┌─ MATERIAL SUPPLIED

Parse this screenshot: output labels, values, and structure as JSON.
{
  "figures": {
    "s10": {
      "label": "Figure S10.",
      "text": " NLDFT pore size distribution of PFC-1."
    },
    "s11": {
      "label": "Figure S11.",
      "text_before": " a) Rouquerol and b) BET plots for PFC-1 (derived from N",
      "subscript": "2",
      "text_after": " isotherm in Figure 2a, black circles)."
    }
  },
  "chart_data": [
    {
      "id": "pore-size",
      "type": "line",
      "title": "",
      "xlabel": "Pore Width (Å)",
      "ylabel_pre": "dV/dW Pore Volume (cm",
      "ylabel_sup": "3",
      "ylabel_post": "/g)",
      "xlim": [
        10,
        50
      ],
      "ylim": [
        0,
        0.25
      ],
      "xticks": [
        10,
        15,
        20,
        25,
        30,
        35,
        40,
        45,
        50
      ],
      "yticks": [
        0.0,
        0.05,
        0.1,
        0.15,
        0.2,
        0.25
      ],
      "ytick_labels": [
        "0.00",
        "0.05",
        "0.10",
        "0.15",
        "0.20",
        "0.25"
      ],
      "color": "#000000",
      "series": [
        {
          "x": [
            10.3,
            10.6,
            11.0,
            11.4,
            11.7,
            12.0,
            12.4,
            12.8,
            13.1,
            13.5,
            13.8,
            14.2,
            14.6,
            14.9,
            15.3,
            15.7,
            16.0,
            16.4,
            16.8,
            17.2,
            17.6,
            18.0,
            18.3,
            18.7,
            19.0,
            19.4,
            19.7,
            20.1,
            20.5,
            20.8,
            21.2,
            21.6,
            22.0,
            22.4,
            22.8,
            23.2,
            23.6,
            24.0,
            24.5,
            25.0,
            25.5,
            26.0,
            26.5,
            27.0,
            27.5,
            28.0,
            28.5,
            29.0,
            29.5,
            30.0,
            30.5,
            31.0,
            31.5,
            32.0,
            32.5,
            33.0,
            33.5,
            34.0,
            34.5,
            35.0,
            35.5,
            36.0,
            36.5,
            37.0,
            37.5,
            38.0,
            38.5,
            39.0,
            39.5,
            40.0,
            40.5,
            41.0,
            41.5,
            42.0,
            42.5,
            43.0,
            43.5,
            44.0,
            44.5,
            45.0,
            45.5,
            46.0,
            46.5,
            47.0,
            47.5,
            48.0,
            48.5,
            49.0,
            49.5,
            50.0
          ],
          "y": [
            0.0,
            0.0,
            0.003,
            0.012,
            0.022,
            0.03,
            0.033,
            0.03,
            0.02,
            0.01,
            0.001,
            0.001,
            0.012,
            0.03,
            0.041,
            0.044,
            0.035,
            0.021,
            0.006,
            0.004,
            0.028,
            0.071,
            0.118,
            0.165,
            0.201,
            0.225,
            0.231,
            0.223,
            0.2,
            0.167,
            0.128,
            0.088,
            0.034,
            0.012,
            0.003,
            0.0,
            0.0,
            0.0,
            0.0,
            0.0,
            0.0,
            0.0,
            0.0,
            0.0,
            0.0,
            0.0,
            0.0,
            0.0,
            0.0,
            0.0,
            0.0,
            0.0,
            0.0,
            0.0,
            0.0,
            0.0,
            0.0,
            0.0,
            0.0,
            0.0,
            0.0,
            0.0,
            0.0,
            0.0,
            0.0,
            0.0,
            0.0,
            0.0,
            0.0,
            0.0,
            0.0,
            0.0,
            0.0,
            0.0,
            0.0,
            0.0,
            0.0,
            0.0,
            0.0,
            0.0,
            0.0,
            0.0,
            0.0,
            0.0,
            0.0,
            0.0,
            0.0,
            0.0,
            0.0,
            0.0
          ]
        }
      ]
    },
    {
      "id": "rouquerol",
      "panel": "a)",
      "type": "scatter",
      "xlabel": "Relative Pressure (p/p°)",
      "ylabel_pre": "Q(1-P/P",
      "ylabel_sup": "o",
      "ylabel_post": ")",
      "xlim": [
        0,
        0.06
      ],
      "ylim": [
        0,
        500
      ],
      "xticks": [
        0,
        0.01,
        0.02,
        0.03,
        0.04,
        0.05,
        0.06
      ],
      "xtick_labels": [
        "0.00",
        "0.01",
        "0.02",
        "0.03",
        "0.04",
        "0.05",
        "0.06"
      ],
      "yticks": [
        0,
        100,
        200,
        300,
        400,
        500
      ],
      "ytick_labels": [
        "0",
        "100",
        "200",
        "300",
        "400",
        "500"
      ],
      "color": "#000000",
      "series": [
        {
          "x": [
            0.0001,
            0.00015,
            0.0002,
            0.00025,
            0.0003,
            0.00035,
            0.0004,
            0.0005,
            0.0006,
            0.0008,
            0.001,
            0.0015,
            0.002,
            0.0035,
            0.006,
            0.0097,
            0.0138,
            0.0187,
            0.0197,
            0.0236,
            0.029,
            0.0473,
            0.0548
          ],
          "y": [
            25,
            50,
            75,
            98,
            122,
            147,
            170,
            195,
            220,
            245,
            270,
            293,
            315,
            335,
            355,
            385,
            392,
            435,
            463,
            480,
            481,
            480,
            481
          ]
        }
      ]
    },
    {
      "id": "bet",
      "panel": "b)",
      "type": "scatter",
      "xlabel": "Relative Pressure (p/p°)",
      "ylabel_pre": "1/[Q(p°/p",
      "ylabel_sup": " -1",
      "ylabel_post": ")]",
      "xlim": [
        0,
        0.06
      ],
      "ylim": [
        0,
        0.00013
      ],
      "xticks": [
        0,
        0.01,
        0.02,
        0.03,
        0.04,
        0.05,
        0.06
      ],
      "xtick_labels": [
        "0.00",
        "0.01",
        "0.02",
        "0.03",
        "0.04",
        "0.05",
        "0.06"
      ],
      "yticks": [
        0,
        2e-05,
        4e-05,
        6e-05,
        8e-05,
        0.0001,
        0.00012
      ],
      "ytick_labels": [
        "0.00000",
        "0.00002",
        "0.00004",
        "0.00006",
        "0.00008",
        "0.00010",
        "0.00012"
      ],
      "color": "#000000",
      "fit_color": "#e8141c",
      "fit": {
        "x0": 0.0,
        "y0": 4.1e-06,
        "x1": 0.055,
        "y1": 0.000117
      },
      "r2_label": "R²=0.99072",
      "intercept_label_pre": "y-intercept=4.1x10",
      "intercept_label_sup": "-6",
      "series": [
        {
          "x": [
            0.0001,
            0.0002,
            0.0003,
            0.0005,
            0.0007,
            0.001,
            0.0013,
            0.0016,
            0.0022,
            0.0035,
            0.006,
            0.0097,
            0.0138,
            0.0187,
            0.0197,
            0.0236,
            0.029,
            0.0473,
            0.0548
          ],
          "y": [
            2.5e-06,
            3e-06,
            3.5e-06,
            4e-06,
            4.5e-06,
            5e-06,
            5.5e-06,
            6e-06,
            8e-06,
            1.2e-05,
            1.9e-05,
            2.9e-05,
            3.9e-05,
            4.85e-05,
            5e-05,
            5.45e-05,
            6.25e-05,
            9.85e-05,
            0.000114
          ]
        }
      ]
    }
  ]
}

└─

**REQUIRED WORK:** Your task is to repeat each line of the material exactly.

**FULL ANSWER:**
Parse this screenshot: output labels, values, and structure as JSON.
{
  "figures": {
    "s10": {
      "label": "Figure S10.",
      "text": " NLDFT pore size distribution of PFC-1."
    },
    "s11": {
      "label": "Figure S11.",
      "text_before": " a) Rouquerol and b) BET plots for PFC-1 (derived from N",
      "subscript": "2",
      "text_after": " isotherm in Figure 2a, black circles)."
    }
  },
  "chart_data": [
    {
      "id": "pore-size",
      "type": "line",
      "title": "",
      "xlabel": "Pore Width (Å)",
      "ylabel_pre": "dV/dW Pore Volume (cm",
      "ylabel_sup": "3",
      "ylabel_post": "/g)",
      "xlim": [
        10,
        50
      ],
      "ylim": [
        0,
        0.25
      ],
      "xticks": [
        10,
        15,
        20,
        25,
        30,
        35,
        40,
        45,
        50
      ],
      "yticks": [
        0.0,
        0.05,
        0.1,
        0.15,
        0.2,
        0.25
      ],
      "ytick_labels": [
        "0.00",
        "0.05",
        "0.10",
        "0.15",
        "0.20",
        "0.25"
      ],
      "color": "#000000",
      "series": [
        {
          "x": [
            10.3,
            10.6,
            11.0,
            11.4,
            11.7,
            12.0,
            12.4,
            12.8,
            13.1,
            13.5,
            13.8,
            14.2,
            14.6,
            14.9,
            15.3,
            15.7,
            16.0,
            16.4,
            16.8,
            17.2,
            17.6,
            18.0,
            18.3,
            18.7,
            19.0,
            19.4,
            19.7,
            20.1,
            20.5,
            20.8,
            21.2,
            21.6,
            22.0,
            22.4,
            22.8,
            23.2,
            23.6,
            24.0,
            24.5,
            25.0,
            25.5,
            26.0,
            26.5,
            27.0,
            27.5,
            28.0,
            28.5,
            29.0,
            29.5,
            30.0,
            30.5,
            31.0,
            31.5,
            32.0,
            32.5,
            33.0,
            33.5,
            34.0,
            34.5,
            35.0,
            35.5,
            36.0,
            36.5,
            37.0,
            37.5,
            38.0,
            38.5,
            39.0,
            39.5,
            40.0,
            40.5,
            41.0,
            41.5,
            42.0,
            42.5,
            43.0,
            43.5,
            44.0,
            44.5,
            45.0,
            45.5,
            46.0,
            46.5,
            47.0,
            47.5,
            48.0,
            48.5,
            49.0,
            49.5,
            50.0
          ],
          "y": [
            0.0,
            0.0,
            0.003,
            0.012,
            0.022,
            0.03,
            0.033,
            0.03,
            0.02,
            0.01,
            0.001,
            0.001,
            0.012,
            0.03,
            0.041,
            0.044,
            0.035,
            0.021,
            0.006,
            0.004,
            0.028,
            0.071,
            0.118,
            0.165,
            0.201,
            0.225,
            0.231,
            0.223,
            0.2,
            0.167,
            0.128,
            0.088,
            0.034,
            0.012,
            0.003,
            0.0,
            0.0,
            0.0,
            0.0,
            0.0,
            0.0,
            0.0,
            0.0,
            0.0,
            0.0,
            0.0,
            0.0,
            0.0,
            0.0,
            0.0,
            0.0,
            0.0,
            0.0,
            0.0,
            0.0,
            0.0,
            0.0,
            0.0,
            0.0,
            0.0,
            0.0,
            0.0,
            0.0,
            0.0,
            0.0,
            0.0,
            0.0,
            0.0,
            0.0,
            0.0,
            0.0,
            0.0,
            0.0,
            0.0,
            0.0,
            0.0,
            0.0,
            0.0,
            0.0,
            0.0,
            0.0,
            0.0,
            0.0,
            0.0,
            0.0,
            0.0,
            0.0,
            0.0,
            0.0,
            0.0
          ]
        }
      ]
    },
    {
      "id": "rouquerol",
      "panel": "a)",
      "type": "scatter",
      "xlabel": "Relative Pressure (p/p°)",
      "ylabel_pre": "Q(1-P/P",
      "ylabel_sup": "o",
      "ylabel_post": ")",
      "xlim": [
        0,
        0.06
      ],
      "ylim": [
        0,
        500
      ],
      "xticks": [
        0,
        0.01,
        0.02,
        0.03,
        0.04,
        0.05,
        0.06
      ],
      "xtick_labels": [
        "0.00",
        "0.01",
        "0.02",
        "0.03",
        "0.04",
        "0.05",
        "0.06"
      ],
      "yticks": [
        0,
        100,
        200,
        300,
        400,
        500
      ],
      "ytick_labels": [
        "0",
        "100",
        "200",
        "300",
        "400",
        "500"
      ],
      "color": "#000000",
      "series": [
        {
          "x": [
            0.0001,
            0.00015,
            0.0002,
            0.00025,
            0.0003,
            0.00035,
            0.0004,
            0.0005,
            0.0006,
            0.0008,
            0.001,
            0.0015,
            0.002,
            0.0035,
            0.006,
            0.0097,
            0.0138,
            0.0187,
            0.0197,
            0.0236,
            0.029,
            0.0473,
            0.0548
          ],
          "y": [
            25,
            50,
            75,
            98,
            122,
            147,
            170,
            195,
            220,
            245,
            270,
            293,
            315,
            335,
            355,
            385,
            392,
            435,
            463,
            480,
            481,
            480,
            481
          ]
        }
      ]
    },
    {
      "id": "bet",
      "panel": "b)",
      "type": "scatter",
      "xlabel": "Relative Pressure (p/p°)",
      "ylabel_pre": "1/[Q(p°/p",
      "ylabel_sup": " -1",
      "ylabel_post": ")]",
      "xlim": [
        0,
        0.06
      ],
      "ylim": [
        0,
        0.00013
      ],
      "xticks": [
        0,
        0.01,
        0.02,
        0.03,
        0.04,
        0.05,
        0.06
      ],
      "xtick_labels": [
        "0.00",
        "0.01",
        "0.02",
        "0.03",
        "0.04",
        "0.05",
        "0.06"
      ],
      "yticks": [
        0,
        2e-05,
        4e-05,
        6e-05,
        8e-05,
        0.0001,
        0.00012
      ],
      "ytick_labels": [
        "0.00000",
        "0.00002",
        "0.00004",
        "0.00006",
        "0.00008",
        "0.00010",
        "0.00012"
      ],
      "color": "#000000",
      "fit_color": "#e8141c",
      "fit": {
        "x0": 0.0,
        "y0": 4.1e-06,
        "x1": 0.055,
        "y1": 0.000117
      },
      "r2_label": "R²=0.99072",
      "intercept_label_pre": "y-intercept=4.1x10",
      "intercept_label_sup": "-6",
      "series": [
        {
          "x": [
            0.0001,
            0.0002,
            0.0003,
            0.0005,
            0.0007,
            0.001,
            0.0013,
            0.0016,
            0.0022,
            0.0035,
            0.006,
            0.0097,
            0.0138,
            0.0187,
            0.0197,
            0.0236,
            0.029,
            0.0473,
            0.0548
          ],
          "y": [
            2.5e-06,
            3e-06,
            3.5e-06,
            4e-06,
            4.5e-06,
            5e-06,
            5.5e-06,
            6e-06,
            8e-06,
            1.2e-05,
            1.9e-05,
            2.9e-05,
            3.9e-05,
            4.85e-05,
            5e-05,
            5.45e-05,
            6.25e-05,
            9.85e-05,
            0.000114
          ]
        }
      ]
    }
  ]
}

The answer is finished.